INPUT DATA.
○ ○ ○

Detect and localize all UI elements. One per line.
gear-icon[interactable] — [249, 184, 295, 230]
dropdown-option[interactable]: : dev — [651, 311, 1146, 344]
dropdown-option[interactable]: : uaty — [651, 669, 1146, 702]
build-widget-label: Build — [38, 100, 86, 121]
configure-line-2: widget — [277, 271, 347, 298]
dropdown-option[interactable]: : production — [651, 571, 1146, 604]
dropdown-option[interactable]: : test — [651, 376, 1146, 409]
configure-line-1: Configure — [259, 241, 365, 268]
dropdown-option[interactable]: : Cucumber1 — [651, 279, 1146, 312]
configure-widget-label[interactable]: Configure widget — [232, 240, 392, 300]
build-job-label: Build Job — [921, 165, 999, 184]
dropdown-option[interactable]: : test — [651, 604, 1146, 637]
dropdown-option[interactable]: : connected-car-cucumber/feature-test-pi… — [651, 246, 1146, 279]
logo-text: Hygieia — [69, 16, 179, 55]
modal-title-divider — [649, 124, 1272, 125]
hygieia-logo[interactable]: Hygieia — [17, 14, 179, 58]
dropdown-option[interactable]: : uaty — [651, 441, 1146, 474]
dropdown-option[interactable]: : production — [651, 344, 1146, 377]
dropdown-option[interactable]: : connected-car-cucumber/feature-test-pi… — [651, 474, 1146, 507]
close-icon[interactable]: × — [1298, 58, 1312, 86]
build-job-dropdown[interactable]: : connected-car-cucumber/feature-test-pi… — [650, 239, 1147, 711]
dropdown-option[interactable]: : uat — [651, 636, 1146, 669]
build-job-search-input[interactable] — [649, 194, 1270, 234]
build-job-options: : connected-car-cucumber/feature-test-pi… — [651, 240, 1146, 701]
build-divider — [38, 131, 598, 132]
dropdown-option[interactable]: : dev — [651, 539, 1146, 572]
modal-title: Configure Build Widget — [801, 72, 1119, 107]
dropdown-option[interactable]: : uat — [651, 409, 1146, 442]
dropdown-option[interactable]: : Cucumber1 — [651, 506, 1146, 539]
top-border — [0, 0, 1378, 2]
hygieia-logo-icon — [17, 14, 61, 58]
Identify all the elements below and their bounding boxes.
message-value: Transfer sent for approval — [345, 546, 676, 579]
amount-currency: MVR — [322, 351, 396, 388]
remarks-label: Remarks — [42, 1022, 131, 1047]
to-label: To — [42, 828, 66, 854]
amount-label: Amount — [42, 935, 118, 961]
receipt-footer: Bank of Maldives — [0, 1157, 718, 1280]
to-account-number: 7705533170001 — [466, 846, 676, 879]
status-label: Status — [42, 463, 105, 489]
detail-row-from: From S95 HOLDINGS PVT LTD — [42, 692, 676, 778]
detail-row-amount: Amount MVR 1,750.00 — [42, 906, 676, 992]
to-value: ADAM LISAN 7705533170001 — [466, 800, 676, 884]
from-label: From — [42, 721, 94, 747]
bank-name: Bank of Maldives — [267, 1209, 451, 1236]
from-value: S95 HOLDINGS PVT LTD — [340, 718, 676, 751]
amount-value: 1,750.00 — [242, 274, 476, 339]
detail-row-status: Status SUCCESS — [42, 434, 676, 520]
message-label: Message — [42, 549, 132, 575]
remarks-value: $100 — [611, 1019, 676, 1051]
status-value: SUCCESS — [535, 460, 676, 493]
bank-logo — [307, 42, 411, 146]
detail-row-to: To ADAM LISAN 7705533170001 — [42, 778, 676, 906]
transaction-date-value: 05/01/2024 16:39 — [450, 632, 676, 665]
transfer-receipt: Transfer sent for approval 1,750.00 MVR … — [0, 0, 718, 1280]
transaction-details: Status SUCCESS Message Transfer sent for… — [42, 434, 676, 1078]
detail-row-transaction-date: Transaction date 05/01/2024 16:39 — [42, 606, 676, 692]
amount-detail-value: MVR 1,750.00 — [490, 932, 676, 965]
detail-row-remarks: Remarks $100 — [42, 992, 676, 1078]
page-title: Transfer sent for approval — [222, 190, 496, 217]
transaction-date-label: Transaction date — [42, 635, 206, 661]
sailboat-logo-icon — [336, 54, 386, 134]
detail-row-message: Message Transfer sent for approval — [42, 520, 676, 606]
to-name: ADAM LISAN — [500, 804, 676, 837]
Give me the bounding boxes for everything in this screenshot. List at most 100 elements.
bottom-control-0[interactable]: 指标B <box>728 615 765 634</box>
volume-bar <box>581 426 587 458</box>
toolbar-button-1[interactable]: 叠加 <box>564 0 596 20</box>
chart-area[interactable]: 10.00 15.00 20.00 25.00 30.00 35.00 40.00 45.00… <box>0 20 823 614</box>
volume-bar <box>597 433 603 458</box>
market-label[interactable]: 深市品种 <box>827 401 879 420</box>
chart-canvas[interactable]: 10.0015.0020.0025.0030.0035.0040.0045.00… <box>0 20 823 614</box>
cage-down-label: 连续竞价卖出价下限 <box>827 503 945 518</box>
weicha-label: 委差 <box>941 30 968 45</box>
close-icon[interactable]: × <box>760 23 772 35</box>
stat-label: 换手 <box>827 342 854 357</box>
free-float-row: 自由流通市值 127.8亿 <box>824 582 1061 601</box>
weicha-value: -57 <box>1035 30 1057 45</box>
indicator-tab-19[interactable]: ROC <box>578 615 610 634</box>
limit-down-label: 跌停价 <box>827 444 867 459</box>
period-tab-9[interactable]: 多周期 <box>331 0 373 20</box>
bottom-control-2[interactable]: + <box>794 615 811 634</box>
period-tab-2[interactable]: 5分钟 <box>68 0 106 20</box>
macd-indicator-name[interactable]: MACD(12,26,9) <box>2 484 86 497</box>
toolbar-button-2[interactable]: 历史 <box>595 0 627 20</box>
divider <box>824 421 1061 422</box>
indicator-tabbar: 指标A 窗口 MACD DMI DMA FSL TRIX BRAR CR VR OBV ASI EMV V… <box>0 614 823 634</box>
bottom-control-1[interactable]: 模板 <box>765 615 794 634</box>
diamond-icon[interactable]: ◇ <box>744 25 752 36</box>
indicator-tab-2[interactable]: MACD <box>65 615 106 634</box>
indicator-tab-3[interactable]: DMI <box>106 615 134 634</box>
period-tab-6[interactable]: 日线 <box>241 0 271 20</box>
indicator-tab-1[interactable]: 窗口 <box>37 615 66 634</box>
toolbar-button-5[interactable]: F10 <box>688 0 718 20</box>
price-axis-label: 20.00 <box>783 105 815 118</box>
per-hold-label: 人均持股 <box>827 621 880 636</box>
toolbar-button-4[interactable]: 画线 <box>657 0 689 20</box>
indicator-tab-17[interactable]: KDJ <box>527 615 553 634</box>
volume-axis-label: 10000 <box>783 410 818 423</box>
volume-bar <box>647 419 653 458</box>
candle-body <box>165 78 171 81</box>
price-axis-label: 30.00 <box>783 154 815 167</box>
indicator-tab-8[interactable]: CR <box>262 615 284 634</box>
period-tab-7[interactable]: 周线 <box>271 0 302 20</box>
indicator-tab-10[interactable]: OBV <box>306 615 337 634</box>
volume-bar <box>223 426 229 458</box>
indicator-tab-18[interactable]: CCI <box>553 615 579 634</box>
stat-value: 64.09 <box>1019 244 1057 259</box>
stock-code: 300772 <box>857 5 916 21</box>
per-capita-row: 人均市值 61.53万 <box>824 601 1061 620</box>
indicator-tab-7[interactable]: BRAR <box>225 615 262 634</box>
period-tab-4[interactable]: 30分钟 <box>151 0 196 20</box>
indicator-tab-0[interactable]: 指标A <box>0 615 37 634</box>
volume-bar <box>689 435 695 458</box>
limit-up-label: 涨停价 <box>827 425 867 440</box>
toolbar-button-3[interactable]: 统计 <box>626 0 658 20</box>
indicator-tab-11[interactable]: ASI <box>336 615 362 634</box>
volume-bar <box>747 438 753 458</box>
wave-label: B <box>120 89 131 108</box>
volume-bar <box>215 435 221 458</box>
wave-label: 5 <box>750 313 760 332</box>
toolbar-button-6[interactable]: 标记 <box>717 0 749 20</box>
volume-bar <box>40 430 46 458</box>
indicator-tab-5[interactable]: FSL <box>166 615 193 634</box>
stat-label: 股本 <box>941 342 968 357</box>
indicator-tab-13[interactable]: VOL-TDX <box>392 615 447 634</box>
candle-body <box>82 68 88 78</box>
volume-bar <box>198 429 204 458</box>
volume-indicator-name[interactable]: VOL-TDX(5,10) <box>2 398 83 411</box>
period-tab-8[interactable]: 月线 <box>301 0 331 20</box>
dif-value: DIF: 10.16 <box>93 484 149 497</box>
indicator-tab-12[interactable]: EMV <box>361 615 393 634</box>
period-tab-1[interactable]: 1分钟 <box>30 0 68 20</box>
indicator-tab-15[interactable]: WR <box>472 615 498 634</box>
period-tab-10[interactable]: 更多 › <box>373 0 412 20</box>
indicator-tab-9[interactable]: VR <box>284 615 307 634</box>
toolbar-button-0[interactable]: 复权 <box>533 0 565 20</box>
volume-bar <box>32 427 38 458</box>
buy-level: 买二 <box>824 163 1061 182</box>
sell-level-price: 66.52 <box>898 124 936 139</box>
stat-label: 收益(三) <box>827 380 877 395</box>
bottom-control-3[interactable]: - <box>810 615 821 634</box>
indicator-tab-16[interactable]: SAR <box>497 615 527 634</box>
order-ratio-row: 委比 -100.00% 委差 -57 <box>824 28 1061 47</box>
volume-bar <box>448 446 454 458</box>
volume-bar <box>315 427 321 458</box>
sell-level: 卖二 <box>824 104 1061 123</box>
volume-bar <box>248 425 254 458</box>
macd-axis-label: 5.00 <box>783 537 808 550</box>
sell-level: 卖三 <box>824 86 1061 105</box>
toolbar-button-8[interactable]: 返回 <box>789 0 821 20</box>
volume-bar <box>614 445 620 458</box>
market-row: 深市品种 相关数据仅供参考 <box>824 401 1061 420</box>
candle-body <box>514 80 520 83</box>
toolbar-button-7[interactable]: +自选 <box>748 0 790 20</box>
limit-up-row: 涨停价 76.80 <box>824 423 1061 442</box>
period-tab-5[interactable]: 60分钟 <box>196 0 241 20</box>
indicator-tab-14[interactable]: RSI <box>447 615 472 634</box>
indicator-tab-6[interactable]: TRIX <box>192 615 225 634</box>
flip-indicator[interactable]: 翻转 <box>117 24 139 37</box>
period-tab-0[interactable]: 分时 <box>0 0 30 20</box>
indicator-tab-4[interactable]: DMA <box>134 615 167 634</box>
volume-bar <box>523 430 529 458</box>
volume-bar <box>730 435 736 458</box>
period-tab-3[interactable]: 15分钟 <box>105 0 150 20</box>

○ ○ ○

INSTRUCTIONS TO FOLLOW.
Can you put the lines of the listing into a JSON list of strings, one string per line with blank lines left out, running from the very first line through the line containing "279, 1146, 312]", both included?

ANSWER.
[
  "Detect and localize all UI elements. One per line.",
  "gear-icon[interactable] — [249, 184, 295, 230]",
  "dropdown-option[interactable]: : dev — [651, 311, 1146, 344]",
  "dropdown-option[interactable]: : uaty — [651, 669, 1146, 702]",
  "build-widget-label: Build — [38, 100, 86, 121]",
  "configure-line-2: widget — [277, 271, 347, 298]",
  "dropdown-option[interactable]: : production — [651, 571, 1146, 604]",
  "dropdown-option[interactable]: : test — [651, 376, 1146, 409]",
  "configure-line-1: Configure — [259, 241, 365, 268]",
  "dropdown-option[interactable]: : Cucumber1 — [651, 279, 1146, 312]"
]